━━ DATA LINES

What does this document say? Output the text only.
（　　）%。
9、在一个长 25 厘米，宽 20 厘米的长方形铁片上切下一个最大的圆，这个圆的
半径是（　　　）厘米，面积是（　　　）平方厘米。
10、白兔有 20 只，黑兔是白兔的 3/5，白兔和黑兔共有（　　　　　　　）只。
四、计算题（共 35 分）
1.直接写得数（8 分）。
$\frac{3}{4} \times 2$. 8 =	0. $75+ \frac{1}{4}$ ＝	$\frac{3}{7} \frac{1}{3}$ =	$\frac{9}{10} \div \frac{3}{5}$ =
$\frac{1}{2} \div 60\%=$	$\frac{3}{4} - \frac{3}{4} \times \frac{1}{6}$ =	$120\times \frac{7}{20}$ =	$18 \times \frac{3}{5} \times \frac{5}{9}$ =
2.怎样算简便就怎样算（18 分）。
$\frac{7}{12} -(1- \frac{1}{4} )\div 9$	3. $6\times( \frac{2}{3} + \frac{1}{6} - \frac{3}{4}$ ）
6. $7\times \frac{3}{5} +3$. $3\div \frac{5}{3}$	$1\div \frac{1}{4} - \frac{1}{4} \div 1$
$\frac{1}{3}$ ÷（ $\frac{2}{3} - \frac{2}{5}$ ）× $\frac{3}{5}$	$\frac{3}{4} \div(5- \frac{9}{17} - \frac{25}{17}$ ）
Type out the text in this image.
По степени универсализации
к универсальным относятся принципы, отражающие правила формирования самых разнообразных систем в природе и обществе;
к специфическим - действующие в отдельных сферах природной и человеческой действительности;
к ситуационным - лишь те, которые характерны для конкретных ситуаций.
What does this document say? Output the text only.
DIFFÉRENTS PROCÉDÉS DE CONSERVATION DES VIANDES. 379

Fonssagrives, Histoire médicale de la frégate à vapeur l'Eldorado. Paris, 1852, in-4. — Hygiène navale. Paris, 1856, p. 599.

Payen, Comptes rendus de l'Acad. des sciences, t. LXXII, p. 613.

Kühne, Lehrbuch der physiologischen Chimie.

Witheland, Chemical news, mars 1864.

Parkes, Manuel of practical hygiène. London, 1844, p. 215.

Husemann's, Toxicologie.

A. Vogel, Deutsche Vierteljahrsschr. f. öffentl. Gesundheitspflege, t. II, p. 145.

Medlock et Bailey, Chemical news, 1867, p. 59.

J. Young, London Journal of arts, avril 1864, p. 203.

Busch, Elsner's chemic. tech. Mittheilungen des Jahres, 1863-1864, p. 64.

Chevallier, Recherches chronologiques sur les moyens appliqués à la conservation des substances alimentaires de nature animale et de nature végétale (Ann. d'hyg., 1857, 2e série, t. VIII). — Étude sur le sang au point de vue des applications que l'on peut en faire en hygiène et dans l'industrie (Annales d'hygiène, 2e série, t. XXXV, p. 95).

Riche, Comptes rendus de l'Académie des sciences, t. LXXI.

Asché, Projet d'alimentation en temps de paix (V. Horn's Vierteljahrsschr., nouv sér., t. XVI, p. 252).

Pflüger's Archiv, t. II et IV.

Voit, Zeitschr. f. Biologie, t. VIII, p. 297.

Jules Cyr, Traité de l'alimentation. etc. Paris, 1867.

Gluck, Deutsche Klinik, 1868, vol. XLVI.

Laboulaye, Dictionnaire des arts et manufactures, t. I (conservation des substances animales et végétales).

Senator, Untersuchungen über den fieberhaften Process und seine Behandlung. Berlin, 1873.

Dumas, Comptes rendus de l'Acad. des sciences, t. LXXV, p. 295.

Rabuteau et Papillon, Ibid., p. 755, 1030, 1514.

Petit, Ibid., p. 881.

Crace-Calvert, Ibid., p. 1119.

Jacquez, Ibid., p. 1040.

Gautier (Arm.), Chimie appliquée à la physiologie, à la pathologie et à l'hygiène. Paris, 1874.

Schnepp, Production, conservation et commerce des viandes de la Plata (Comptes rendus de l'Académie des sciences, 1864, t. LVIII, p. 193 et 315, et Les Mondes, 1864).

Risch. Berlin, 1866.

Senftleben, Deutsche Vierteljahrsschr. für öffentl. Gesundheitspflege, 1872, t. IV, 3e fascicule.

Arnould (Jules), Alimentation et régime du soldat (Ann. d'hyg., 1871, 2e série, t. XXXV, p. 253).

━━━━

— EXERCISE INSTRUCTIONS —
For each line of the entries that includes "Ibid", show that line.

— TASK RESULT —
Rabuteau et Papillon, Ibid., p. 755, 1030, 1514.
Petit, Ibid., p. 881.
Crace-Calvert, Ibid., p. 1119.
Jacquez, Ibid., p. 1040.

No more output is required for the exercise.